Instruction »
The data below should be printed in full, exactly, and without any of its images.

Records for processing »
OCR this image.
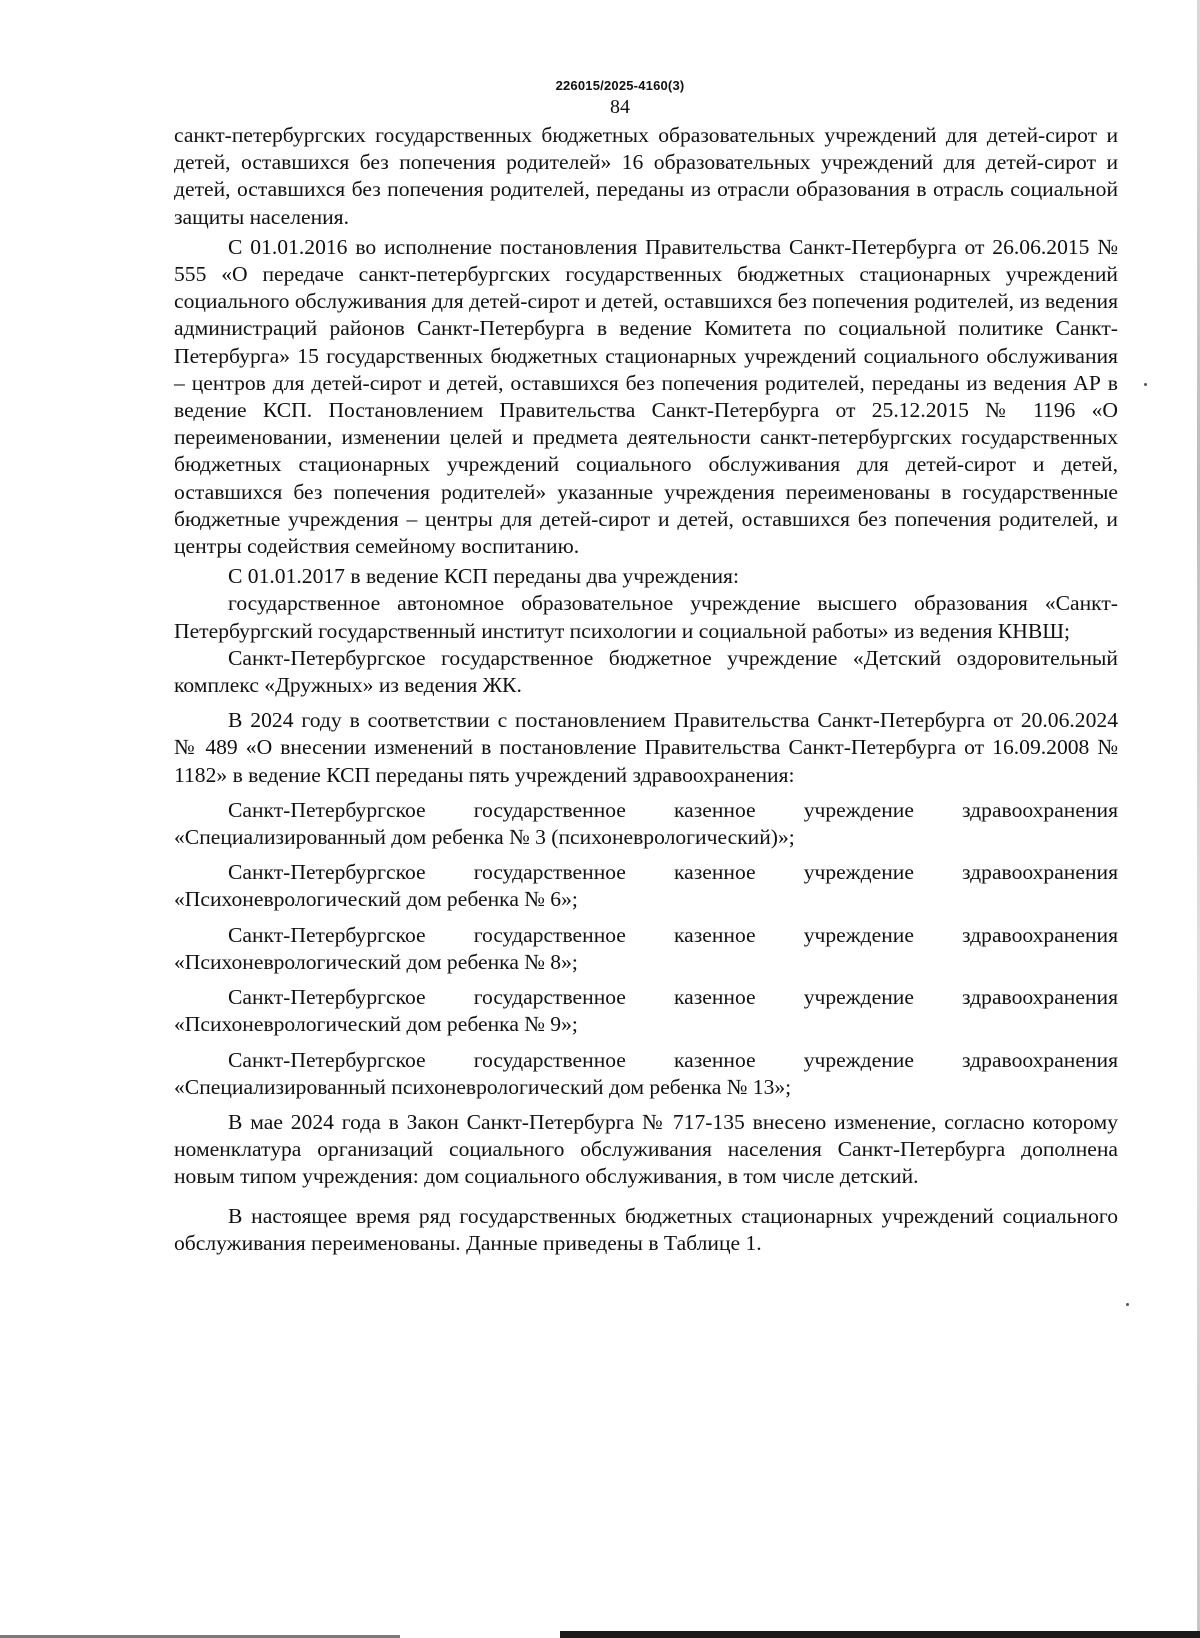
226015/2025-4160(3)
84

санкт-петербургских государственных бюджетных образовательных учреждений для детей-сирот и детей, оставшихся без попечения родителей» 16 образовательных учреждений для детей-сирот и детей, оставшихся без попечения родителей, переданы из отрасли образования в отрасль социальной защиты населения.

С 01.01.2016 во исполнение постановления Правительства Санкт-Петербурга от 26.06.2015 № 555 «О передаче санкт-петербургских государственных бюджетных стационарных учреждений социального обслуживания для детей-сирот и детей, оставшихся без попечения родителей, из ведения администраций районов Санкт-Петербурга в ведение Комитета по социальной политике Санкт-Петербурга» 15 государственных бюджетных стационарных учреждений социального обслуживания – центров для детей-сирот и детей, оставшихся без попечения родителей, переданы из ведения АР в ведение КСП. Постановлением Правительства Санкт-Петербурга от 25.12.2015 № 1196 «О переименовании, изменении целей и предмета деятельности санкт-петербургских государственных бюджетных стационарных учреждений социального обслуживания для детей-сирот и детей, оставшихся без попечения родителей» указанные учреждения переименованы в государственные бюджетные учреждения – центры для детей-сирот и детей, оставшихся без попечения родителей, и центры содействия семейному воспитанию.

С 01.01.2017 в ведение КСП переданы два учреждения:

государственное автономное образовательное учреждение высшего образования «Санкт-Петербургский государственный институт психологии и социальной работы» из ведения КНВШ;

Санкт-Петербургское государственное бюджетное учреждение «Детский оздоровительный комплекс «Дружных» из ведения ЖК.

В 2024 году в соответствии с постановлением Правительства Санкт-Петербурга от 20.06.2024 № 489 «О внесении изменений в постановление Правительства Санкт-Петербурга от 16.09.2008 № 1182» в ведение КСП переданы пять учреждений здравоохранения:

Санкт-Петербургское государственное казенное учреждение здравоохранения «Специализированный дом ребенка № 3 (психоневрологический)»;

Санкт-Петербургское государственное казенное учреждение здравоохранения «Психоневрологический дом ребенка № 6»;

Санкт-Петербургское государственное казенное учреждение здравоохранения «Психоневрологический дом ребенка № 8»;

Санкт-Петербургское государственное казенное учреждение здравоохранения «Психоневрологический дом ребенка № 9»;

Санкт-Петербургское государственное казенное учреждение здравоохранения «Специализированный психоневрологический дом ребенка № 13»;

В мае 2024 года в Закон Санкт-Петербурга № 717-135 внесено изменение, согласно которому номенклатура организаций социального обслуживания населения Санкт-Петербурга дополнена новым типом учреждения: дом социального обслуживания, в том числе детский.

В настоящее время ряд государственных бюджетных стационарных учреждений социального обслуживания переименованы. Данные приведены в Таблице 1.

Written answer »
OCR this image.
226015/2025-4160(3)
84

санкт-петербургских государственных бюджетных образовательных учреждений для детей-сирот и детей, оставшихся без попечения родителей» 16 образовательных учреждений для детей-сирот и детей, оставшихся без попечения родителей, переданы из отрасли образования в отрасль социальной защиты населения.

С 01.01.2016 во исполнение постановления Правительства Санкт-Петербурга от 26.06.2015 № 555 «О передаче санкт-петербургских государственных бюджетных стационарных учреждений социального обслуживания для детей-сирот и детей, оставшихся без попечения родителей, из ведения администраций районов Санкт-Петербурга в ведение Комитета по социальной политике Санкт-Петербурга» 15 государственных бюджетных стационарных учреждений социального обслуживания – центров для детей-сирот и детей, оставшихся без попечения родителей, переданы из ведения АР в ведение КСП. Постановлением Правительства Санкт-Петербурга от 25.12.2015 № 1196 «О переименовании, изменении целей и предмета деятельности санкт-петербургских государственных бюджетных стационарных учреждений социального обслуживания для детей-сирот и детей, оставшихся без попечения родителей» указанные учреждения переименованы в государственные бюджетные учреждения – центры для детей-сирот и детей, оставшихся без попечения родителей, и центры содействия семейному воспитанию.

С 01.01.2017 в ведение КСП переданы два учреждения:

государственное автономное образовательное учреждение высшего образования «Санкт-Петербургский государственный институт психологии и социальной работы» из ведения КНВШ;

Санкт-Петербургское государственное бюджетное учреждение «Детский оздоровительный комплекс «Дружных» из ведения ЖК.

В 2024 году в соответствии с постановлением Правительства Санкт-Петербурга от 20.06.2024 № 489 «О внесении изменений в постановление Правительства Санкт-Петербурга от 16.09.2008 № 1182» в ведение КСП переданы пять учреждений здравоохранения:

Санкт-Петербургское государственное казенное учреждение здравоохранения «Специализированный дом ребенка № 3 (психоневрологический)»;

Санкт-Петербургское государственное казенное учреждение здравоохранения «Психоневрологический дом ребенка № 6»;

Санкт-Петербургское государственное казенное учреждение здравоохранения «Психоневрологический дом ребенка № 8»;

Санкт-Петербургское государственное казенное учреждение здравоохранения «Психоневрологический дом ребенка № 9»;

Санкт-Петербургское государственное казенное учреждение здравоохранения «Специализированный психоневрологический дом ребенка № 13»;

В мае 2024 года в Закон Санкт-Петербурга № 717-135 внесено изменение, согласно которому номенклатура организаций социального обслуживания населения Санкт-Петербурга дополнена новым типом учреждения: дом социального обслуживания, в том числе детский.

В настоящее время ряд государственных бюджетных стационарных учреждений социального обслуживания переименованы. Данные приведены в Таблице 1.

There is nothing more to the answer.